Written task
All entries are to be quoted exactly; the images stay out of the copy.
>> start Given data
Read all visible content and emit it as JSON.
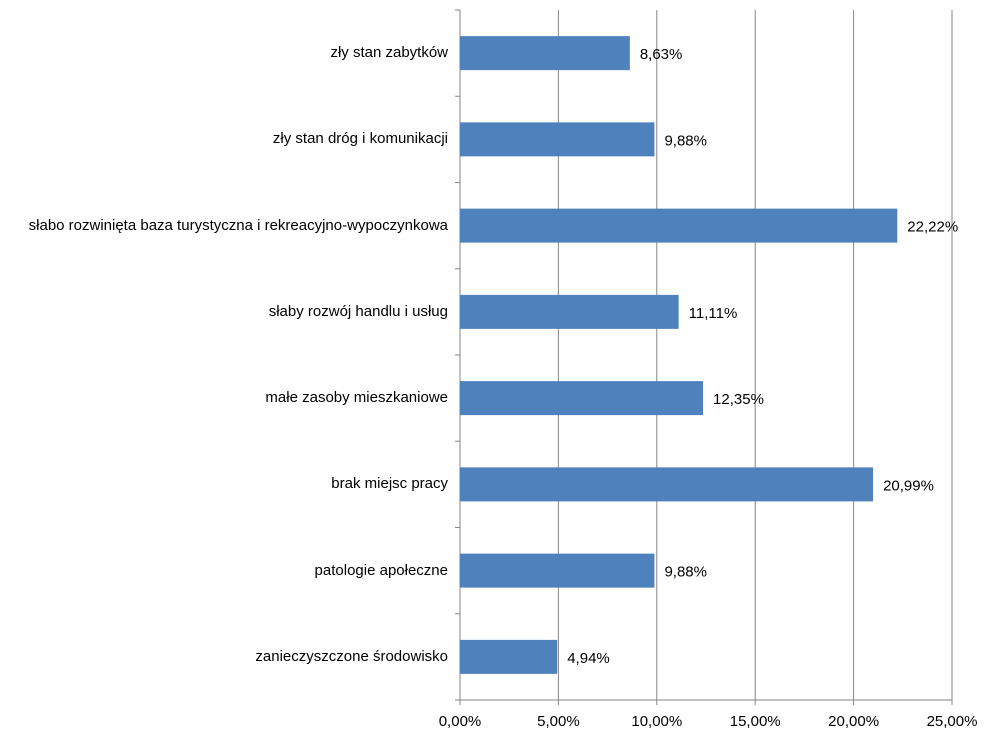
{
  "chart_data": {
    "type": "bar",
    "orientation": "horizontal",
    "categories": [
      "zły stan zabytków",
      "zły stan dróg i komunikacji",
      "słabo rozwinięta baza turystyczna i rekreacyjno-wypoczynkowa",
      "słaby rozwój handlu i usług",
      "małe zasoby mieszkaniowe",
      "brak miejsc pracy",
      "patologie apołeczne",
      "zanieczyszczone środowisko"
    ],
    "values": [
      8.63,
      9.88,
      22.22,
      11.11,
      12.35,
      20.99,
      9.88,
      4.94
    ],
    "value_labels": [
      "8,63%",
      "9,88%",
      "22,22%",
      "11,11%",
      "12,35%",
      "20,99%",
      "9,88%",
      "4,94%"
    ],
    "color": "#4f81bd",
    "xlim": [
      0,
      25
    ],
    "xticks": [
      {
        "value": 0,
        "label": "0,00%"
      },
      {
        "value": 5,
        "label": "5,00%"
      },
      {
        "value": 10,
        "label": "10,00%"
      },
      {
        "value": 15,
        "label": "15,00%"
      },
      {
        "value": 20,
        "label": "20,00%"
      },
      {
        "value": 25,
        "label": "25,00%"
      }
    ],
    "grid": true
  }
}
>> end Given data
Full answer
Read all visible content and emit it as JSON.
{
  "chart_data": {
    "type": "bar",
    "orientation": "horizontal",
    "categories": [
      "zły stan zabytków",
      "zły stan dróg i komunikacji",
      "słabo rozwinięta baza turystyczna i rekreacyjno-wypoczynkowa",
      "słaby rozwój handlu i usług",
      "małe zasoby mieszkaniowe",
      "brak miejsc pracy",
      "patologie apołeczne",
      "zanieczyszczone środowisko"
    ],
    "values": [
      8.63,
      9.88,
      22.22,
      11.11,
      12.35,
      20.99,
      9.88,
      4.94
    ],
    "value_labels": [
      "8,63%",
      "9,88%",
      "22,22%",
      "11,11%",
      "12,35%",
      "20,99%",
      "9,88%",
      "4,94%"
    ],
    "color": "#4f81bd",
    "xlim": [
      0,
      25
    ],
    "xticks": [
      {
        "value": 0,
        "label": "0,00%"
      },
      {
        "value": 5,
        "label": "5,00%"
      },
      {
        "value": 10,
        "label": "10,00%"
      },
      {
        "value": 15,
        "label": "15,00%"
      },
      {
        "value": 20,
        "label": "20,00%"
      },
      {
        "value": 25,
        "label": "25,00%"
      }
    ],
    "grid": true
  }
}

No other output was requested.